### GOAL
From the entries that follow, extract each line holding the string "использования".

### DATA SHOWN
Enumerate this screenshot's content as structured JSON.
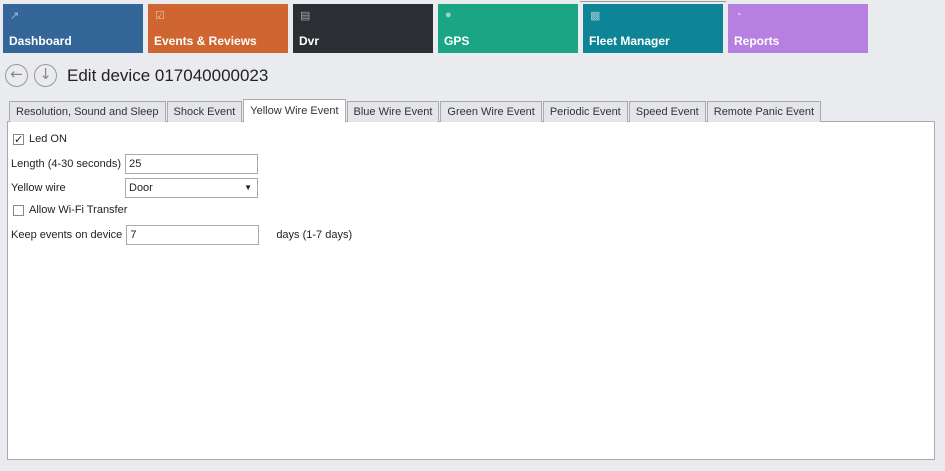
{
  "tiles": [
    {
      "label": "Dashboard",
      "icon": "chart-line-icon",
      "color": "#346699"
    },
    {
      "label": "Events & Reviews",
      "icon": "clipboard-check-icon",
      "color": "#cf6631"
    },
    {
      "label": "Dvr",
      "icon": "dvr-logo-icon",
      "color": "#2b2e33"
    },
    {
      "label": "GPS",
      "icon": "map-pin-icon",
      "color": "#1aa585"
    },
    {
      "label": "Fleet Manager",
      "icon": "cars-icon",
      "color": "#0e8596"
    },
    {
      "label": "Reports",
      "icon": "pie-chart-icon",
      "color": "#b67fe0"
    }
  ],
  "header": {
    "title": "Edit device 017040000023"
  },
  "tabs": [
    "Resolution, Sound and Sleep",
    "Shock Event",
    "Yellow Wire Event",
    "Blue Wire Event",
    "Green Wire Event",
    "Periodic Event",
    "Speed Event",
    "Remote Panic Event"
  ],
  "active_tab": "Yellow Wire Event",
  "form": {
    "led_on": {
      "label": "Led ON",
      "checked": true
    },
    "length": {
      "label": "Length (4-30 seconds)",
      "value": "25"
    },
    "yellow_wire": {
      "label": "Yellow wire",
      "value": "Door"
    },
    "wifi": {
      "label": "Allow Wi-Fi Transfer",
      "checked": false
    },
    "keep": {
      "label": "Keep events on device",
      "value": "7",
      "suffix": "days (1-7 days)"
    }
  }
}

--

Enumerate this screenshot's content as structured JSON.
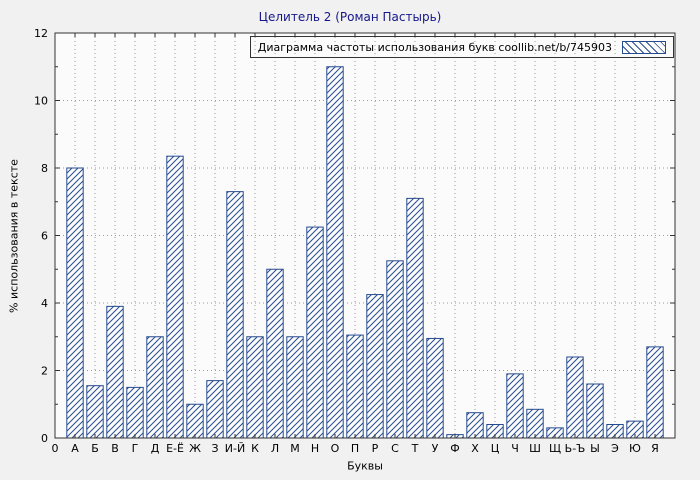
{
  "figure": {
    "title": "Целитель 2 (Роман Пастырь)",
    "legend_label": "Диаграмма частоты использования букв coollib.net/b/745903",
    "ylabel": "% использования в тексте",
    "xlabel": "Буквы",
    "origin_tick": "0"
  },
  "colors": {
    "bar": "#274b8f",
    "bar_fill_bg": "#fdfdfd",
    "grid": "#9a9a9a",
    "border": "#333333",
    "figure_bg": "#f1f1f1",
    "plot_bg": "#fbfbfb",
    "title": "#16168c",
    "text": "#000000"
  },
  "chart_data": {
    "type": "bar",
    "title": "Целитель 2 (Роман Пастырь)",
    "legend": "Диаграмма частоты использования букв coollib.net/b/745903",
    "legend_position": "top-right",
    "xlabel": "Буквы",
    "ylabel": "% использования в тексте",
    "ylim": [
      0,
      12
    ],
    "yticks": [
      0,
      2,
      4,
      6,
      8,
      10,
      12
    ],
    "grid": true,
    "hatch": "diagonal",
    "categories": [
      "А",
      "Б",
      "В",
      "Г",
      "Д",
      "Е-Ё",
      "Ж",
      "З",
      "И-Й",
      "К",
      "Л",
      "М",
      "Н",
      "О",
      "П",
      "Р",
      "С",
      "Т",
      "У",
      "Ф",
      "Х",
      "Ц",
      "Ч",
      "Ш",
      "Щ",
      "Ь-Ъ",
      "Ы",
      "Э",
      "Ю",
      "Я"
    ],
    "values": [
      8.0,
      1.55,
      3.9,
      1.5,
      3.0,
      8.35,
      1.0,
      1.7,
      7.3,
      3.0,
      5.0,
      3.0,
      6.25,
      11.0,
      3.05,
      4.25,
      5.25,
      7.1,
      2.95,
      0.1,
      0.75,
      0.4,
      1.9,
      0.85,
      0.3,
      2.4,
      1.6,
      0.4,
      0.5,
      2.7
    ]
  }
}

### EXERCISE SOLUTION
    "legend_label": "Диаграмма частоты использования букв coollib.net/b/745903",
    "ylabel": "% использования в тексте",
    "legend": "Диаграмма частоты использования букв coollib.net/b/745903",
    "ylabel": "% использования в тексте",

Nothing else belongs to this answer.